_Task requirements_.
A: According to the Ketchikan totem pole article, which three main Native peoples of Southeast Alaska do the Ketchikan Indian Community's tribal citizens descend from?
B: Return the part of the Ketchikan totem pole article that opens with the words containing "Indigenous artists are" and closes with "old and numerous.".

=== Document excerpt ===

In most visitors, Alaska inspires wonder at its beauty, awe at its wildlife, and admiration for the hardiness of those who make their lives in its vast backcountry, enduring some of the harshest conditions on earth.
Alaska
Only in Alaska. Welcome to the ‘totem pole capital of the world.’
Native art has a rich history, but young artists want to expand.
Indigenous artists are fighting stereotypes, protesting appropriation and advocating for their own work.
KETCHIKAN, Alaska – An arched sign stretching between two city blocks welcomes travelers to “Alaska’s first city” and the “salmon capital of the world.” But Ketchikan, the first port on many Alaska cruises, has another nickname: the “totem pole capital of the world.”
Totem poles are unique to the Indigenous peoples of the Pacific Northwest. The ones around Ketchikan are particularly old and numerous.
“The history and the clans that own (the totem poles), like their animal clan crests, those are still living,” said Irene Dundas, Cultural Resources manager for the Ketchikan Indian Community. According to KIC’s website, its tribal citizens descend from Southeast Alaska’s three main Native peoples – Tlingit, Haida, Tsimshian – as well as other Alaska Native tribal nations. “We’re not black-and-white photos … We still practice our culture every day, and we live it.”

=== Dataset extract ===

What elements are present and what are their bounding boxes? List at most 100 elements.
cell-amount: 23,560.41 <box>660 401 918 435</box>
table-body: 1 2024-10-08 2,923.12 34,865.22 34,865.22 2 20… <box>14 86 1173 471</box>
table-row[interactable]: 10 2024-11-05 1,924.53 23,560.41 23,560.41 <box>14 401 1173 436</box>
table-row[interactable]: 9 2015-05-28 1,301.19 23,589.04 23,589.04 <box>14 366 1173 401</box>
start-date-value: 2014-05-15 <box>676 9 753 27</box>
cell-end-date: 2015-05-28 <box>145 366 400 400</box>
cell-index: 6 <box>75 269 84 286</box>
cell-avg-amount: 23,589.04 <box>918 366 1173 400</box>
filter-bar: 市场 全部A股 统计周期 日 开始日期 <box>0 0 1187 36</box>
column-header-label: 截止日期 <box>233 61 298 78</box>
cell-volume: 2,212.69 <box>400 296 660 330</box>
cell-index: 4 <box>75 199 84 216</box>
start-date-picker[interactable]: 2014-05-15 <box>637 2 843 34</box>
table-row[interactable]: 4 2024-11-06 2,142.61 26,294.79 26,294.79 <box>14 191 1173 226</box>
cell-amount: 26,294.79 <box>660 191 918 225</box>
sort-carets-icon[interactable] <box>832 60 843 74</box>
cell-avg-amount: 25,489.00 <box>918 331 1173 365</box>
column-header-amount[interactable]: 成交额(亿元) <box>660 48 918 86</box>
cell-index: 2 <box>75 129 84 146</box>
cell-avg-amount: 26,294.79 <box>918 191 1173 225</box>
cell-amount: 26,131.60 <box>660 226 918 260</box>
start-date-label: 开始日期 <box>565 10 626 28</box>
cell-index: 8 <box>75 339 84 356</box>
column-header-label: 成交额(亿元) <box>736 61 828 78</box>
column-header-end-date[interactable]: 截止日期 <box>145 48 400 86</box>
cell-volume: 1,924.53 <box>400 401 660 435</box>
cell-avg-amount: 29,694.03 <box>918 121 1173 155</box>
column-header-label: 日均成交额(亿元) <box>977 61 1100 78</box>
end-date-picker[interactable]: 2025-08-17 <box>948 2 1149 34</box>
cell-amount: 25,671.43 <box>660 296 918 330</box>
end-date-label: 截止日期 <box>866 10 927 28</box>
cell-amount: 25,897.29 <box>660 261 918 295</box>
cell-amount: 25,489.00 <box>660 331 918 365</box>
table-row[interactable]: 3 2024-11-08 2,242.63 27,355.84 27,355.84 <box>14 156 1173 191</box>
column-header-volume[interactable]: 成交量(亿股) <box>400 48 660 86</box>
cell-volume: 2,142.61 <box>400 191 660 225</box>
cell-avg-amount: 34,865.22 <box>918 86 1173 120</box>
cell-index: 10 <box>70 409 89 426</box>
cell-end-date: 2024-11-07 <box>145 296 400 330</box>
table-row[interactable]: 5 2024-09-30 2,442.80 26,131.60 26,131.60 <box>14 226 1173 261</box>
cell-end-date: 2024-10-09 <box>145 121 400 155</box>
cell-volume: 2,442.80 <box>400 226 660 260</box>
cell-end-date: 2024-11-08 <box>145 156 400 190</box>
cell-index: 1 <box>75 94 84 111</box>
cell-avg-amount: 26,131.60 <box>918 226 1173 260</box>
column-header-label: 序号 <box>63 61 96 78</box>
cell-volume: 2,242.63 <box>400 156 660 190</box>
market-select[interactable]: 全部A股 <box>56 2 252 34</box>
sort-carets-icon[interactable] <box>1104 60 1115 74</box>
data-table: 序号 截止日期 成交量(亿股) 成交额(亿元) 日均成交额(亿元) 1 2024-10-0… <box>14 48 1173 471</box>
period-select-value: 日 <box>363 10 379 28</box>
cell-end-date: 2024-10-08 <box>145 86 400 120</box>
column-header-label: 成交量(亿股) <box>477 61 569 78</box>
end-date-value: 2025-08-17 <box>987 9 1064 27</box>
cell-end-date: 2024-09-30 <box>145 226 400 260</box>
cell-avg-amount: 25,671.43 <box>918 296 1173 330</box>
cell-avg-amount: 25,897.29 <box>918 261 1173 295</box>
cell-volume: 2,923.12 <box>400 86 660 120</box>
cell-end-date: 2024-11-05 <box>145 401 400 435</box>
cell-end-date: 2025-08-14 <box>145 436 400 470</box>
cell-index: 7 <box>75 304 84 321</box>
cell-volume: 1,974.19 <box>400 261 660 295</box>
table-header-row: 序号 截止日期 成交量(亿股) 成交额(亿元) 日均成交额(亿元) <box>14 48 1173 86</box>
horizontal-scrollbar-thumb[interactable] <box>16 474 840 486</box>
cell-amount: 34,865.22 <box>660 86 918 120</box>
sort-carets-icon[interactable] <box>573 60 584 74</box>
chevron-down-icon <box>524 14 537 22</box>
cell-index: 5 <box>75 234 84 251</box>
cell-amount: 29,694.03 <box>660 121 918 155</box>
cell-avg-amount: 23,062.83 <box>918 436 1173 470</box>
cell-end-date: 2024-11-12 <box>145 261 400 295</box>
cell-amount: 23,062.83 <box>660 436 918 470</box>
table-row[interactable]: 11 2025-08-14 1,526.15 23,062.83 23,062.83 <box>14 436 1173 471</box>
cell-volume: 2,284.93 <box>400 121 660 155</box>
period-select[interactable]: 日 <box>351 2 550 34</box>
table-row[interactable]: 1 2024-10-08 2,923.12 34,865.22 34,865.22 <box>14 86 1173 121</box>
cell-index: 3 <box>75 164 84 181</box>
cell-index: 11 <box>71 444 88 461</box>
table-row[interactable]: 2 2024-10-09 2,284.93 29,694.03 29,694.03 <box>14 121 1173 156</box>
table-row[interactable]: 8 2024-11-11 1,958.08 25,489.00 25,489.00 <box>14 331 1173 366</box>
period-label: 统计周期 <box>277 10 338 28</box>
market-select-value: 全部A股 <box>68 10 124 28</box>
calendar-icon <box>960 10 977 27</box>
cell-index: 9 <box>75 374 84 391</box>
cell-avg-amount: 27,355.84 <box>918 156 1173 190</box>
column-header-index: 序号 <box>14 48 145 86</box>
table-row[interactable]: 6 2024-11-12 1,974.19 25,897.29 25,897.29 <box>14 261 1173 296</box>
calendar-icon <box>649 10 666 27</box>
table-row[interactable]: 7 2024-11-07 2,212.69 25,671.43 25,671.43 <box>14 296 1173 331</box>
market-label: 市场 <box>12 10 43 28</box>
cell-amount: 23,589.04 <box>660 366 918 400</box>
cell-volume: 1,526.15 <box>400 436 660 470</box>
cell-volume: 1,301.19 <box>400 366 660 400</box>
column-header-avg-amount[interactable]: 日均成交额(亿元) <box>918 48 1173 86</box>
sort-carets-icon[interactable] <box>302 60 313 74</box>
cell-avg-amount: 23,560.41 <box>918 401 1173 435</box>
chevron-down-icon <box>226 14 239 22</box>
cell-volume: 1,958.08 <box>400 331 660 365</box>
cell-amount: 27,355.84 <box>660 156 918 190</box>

===

_Responses in order_.
A: Tlingit, Haida and Tsimshian.

B:
Indigenous artists are fighting stereotypes, protesting appropriation and advocating for their own work.
KETCHIKAN, Alaska – An arched sign stretching between two city blocks welcomes travelers to “Alaska’s first city” and the “salmon capital of the world.” But Ketchikan, the first port on many Alaska cruises, has another nickname: the “totem pole capital of the world.”
Totem poles are unique to the Indigenous peoples of the Pacific Northwest. The ones around Ketchikan are particularly old and numerous.